INPUT FOR THIS TASK:
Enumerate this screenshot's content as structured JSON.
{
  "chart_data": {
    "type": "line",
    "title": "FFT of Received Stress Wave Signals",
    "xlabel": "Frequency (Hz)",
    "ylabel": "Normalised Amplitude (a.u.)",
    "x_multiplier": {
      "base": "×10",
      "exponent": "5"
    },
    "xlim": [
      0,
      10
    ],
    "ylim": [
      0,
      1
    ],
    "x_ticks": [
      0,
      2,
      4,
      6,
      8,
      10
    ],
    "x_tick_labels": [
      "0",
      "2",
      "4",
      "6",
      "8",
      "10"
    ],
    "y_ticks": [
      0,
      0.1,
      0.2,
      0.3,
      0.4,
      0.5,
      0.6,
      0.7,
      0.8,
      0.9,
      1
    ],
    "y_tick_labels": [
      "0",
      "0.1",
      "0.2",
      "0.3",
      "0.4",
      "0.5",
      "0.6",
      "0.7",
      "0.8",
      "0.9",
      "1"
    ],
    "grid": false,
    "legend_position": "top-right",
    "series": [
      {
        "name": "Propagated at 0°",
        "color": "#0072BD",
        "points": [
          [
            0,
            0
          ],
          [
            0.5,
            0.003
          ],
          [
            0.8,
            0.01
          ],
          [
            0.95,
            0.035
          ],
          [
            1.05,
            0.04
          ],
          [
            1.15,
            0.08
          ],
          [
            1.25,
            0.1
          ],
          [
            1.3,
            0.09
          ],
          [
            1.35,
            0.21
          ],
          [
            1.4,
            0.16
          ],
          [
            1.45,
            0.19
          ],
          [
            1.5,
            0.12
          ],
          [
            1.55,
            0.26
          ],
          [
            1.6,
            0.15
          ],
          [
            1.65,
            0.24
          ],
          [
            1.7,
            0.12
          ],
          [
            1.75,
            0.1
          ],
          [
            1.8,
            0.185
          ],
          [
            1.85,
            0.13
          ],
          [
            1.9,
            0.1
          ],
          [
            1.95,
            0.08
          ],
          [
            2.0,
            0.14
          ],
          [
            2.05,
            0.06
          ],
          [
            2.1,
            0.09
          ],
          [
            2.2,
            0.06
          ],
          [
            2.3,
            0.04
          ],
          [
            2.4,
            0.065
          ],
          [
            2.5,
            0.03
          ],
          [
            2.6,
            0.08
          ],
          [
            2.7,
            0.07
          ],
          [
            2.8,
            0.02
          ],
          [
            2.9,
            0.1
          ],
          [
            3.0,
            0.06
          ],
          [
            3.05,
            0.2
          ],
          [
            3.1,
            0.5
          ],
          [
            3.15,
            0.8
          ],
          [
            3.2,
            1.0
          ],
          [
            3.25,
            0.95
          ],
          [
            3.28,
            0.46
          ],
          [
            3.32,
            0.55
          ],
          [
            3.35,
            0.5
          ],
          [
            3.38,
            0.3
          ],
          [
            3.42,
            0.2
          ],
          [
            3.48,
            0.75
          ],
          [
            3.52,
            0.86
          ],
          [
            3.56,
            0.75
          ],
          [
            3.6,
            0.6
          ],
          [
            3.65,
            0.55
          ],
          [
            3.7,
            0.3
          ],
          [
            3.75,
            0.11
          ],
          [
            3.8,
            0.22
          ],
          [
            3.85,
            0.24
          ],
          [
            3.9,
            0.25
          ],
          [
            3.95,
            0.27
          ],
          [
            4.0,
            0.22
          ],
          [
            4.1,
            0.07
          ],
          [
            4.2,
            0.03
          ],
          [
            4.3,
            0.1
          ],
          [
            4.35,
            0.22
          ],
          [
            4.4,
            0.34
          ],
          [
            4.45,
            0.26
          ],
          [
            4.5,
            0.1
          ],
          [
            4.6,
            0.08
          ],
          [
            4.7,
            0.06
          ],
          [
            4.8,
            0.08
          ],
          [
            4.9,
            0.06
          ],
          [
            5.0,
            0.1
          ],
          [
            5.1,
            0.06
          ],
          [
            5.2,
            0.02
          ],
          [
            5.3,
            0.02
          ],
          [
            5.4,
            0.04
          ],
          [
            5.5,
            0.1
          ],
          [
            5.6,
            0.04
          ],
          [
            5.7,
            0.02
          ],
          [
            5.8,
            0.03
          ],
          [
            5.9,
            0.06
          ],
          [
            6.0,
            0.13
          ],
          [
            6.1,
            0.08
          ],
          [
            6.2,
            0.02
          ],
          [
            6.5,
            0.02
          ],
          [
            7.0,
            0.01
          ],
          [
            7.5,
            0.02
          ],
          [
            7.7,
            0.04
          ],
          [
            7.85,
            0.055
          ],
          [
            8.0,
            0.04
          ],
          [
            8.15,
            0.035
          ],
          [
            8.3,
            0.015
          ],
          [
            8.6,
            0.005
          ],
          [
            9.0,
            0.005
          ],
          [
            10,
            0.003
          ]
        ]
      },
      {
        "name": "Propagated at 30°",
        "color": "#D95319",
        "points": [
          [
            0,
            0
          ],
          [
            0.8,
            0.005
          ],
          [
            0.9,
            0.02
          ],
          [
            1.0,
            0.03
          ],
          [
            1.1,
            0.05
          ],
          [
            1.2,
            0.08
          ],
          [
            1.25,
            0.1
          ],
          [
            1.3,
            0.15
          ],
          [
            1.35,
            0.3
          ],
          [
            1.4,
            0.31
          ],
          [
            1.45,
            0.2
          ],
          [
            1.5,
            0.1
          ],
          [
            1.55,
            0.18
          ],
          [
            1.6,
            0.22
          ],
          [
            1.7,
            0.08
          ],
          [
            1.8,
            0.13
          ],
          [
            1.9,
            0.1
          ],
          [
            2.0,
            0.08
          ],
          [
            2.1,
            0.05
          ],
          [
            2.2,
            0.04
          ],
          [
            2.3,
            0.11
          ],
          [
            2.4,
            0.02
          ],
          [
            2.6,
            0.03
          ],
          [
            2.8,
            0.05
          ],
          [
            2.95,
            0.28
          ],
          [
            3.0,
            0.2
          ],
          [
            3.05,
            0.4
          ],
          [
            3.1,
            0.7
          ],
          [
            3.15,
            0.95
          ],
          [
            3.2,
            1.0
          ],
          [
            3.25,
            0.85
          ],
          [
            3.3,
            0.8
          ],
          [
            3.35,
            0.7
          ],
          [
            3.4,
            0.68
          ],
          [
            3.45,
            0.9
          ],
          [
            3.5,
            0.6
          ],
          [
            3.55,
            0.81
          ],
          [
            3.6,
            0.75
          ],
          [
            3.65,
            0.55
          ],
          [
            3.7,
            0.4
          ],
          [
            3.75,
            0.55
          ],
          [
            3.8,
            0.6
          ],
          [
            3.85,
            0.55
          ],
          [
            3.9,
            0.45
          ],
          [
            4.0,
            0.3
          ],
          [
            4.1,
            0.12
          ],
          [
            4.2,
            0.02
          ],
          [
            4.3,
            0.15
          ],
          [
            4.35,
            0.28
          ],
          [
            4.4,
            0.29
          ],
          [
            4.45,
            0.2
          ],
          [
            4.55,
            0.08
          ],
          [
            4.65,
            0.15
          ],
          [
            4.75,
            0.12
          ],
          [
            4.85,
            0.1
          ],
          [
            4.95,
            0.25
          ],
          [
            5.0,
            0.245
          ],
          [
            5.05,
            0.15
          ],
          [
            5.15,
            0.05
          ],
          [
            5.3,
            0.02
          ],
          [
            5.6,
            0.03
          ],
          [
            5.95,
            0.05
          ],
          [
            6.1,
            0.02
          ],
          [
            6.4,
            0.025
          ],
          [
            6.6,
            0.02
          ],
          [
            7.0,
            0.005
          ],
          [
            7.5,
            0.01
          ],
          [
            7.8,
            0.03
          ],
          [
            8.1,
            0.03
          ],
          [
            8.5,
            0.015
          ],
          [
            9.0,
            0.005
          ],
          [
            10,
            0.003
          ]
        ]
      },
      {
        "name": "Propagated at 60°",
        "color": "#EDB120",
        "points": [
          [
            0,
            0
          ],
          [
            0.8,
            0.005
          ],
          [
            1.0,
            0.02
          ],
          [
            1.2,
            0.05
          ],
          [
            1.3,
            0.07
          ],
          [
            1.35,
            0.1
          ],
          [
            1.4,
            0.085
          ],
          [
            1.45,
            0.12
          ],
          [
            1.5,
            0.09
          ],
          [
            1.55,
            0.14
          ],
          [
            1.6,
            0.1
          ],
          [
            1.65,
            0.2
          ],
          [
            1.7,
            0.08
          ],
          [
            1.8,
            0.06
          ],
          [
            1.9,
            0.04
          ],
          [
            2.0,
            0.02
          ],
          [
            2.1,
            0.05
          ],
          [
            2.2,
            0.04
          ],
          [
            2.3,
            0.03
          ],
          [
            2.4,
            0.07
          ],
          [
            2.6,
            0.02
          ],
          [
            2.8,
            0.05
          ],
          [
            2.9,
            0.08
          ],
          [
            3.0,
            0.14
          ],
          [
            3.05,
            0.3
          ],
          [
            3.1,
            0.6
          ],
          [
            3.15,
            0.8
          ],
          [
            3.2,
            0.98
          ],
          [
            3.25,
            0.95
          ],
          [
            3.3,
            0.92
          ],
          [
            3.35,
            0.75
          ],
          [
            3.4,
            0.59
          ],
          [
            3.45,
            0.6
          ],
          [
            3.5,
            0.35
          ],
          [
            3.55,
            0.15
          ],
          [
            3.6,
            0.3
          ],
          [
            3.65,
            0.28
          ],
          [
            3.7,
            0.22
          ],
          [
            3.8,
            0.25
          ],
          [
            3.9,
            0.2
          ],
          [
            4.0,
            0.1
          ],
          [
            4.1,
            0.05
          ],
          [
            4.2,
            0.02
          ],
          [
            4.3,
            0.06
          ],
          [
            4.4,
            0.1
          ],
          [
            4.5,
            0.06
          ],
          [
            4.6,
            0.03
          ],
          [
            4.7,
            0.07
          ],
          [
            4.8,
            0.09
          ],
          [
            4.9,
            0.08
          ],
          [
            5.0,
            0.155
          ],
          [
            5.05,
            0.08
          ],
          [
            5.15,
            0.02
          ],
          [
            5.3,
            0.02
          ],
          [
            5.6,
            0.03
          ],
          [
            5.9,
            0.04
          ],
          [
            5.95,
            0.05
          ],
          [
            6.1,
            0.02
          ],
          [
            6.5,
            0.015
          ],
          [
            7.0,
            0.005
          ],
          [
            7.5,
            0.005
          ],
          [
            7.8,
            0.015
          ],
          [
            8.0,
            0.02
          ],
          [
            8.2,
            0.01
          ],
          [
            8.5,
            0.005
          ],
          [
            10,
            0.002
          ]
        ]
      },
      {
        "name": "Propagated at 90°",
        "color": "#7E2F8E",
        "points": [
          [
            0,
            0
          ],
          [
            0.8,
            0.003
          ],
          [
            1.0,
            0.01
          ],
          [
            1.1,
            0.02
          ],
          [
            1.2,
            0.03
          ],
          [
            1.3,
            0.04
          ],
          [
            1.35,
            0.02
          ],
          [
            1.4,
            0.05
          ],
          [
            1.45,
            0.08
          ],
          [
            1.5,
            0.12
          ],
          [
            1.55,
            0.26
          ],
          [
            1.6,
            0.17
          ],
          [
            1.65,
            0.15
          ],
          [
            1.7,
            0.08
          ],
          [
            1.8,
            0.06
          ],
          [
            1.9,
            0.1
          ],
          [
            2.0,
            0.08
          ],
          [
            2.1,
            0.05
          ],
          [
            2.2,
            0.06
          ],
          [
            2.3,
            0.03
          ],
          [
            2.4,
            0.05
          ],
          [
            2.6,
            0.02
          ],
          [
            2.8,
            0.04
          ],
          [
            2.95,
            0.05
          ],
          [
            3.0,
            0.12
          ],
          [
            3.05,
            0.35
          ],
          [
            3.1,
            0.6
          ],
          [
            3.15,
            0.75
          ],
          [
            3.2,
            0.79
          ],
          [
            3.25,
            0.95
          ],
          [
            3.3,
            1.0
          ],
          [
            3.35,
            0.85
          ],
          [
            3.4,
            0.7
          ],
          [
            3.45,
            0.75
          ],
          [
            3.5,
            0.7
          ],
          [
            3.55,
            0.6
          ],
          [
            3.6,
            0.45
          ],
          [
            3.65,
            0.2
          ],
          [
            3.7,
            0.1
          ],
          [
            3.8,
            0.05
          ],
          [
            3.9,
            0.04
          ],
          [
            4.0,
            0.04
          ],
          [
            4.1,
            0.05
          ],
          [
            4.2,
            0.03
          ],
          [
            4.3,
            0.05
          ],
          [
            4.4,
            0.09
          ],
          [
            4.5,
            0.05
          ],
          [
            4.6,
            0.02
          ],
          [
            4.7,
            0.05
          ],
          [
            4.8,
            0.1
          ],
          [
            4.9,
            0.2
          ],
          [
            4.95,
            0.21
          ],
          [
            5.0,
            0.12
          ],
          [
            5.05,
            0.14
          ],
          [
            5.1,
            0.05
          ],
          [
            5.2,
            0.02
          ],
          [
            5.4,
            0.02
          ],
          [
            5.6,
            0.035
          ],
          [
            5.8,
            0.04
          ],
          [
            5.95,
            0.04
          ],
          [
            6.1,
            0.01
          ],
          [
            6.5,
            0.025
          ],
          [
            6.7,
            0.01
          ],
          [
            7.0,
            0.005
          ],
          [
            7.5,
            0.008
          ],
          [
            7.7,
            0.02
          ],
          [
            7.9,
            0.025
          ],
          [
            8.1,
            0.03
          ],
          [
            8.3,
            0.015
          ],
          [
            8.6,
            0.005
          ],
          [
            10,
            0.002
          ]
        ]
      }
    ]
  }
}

OBJECTIVE: Say how many lines of the data include the word "color". Nothing other than the number should be given.

RESULT OF THIS EXERCISE: 4